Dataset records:
++++++++++++++++++++
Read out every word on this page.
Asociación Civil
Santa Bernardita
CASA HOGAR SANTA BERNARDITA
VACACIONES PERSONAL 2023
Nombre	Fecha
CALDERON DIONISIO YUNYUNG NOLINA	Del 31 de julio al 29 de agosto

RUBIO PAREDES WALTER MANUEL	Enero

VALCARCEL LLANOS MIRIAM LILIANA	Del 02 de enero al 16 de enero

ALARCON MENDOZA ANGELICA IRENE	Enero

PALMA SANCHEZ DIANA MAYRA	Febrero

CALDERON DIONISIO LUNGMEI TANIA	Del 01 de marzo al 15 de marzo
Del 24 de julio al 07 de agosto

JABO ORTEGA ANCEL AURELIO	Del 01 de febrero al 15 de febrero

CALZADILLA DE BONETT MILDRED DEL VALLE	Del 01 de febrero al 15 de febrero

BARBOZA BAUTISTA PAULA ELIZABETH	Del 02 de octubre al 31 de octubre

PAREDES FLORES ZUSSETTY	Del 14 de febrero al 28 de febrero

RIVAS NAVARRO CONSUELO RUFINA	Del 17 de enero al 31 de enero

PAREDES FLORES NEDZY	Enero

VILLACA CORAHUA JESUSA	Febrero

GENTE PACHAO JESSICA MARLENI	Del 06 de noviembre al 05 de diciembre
++++++++++++++++++++
GOAL:
Return the entries in full, keeping every line exactly as it is.

RESPONSE:
Read out every word on this page.
Asociación Civil
Santa Bernardita
CASA HOGAR SANTA BERNARDITA
VACACIONES PERSONAL 2023
Nombre	Fecha
CALDERON DIONISIO YUNYUNG NOLINA	Del 31 de julio al 29 de agosto

RUBIO PAREDES WALTER MANUEL	Enero

VALCARCEL LLANOS MIRIAM LILIANA	Del 02 de enero al 16 de enero

ALARCON MENDOZA ANGELICA IRENE	Enero

PALMA SANCHEZ DIANA MAYRA	Febrero

CALDERON DIONISIO LUNGMEI TANIA	Del 01 de marzo al 15 de marzo
Del 24 de julio al 07 de agosto

JABO ORTEGA ANCEL AURELIO	Del 01 de febrero al 15 de febrero

CALZADILLA DE BONETT MILDRED DEL VALLE	Del 01 de febrero al 15 de febrero

BARBOZA BAUTISTA PAULA ELIZABETH	Del 02 de octubre al 31 de octubre

PAREDES FLORES ZUSSETTY	Del 14 de febrero al 28 de febrero

RIVAS NAVARRO CONSUELO RUFINA	Del 17 de enero al 31 de enero

PAREDES FLORES NEDZY	Enero

VILLACA CORAHUA JESUSA	Febrero

GENTE PACHAO JESSICA MARLENI	Del 06 de noviembre al 05 de diciembre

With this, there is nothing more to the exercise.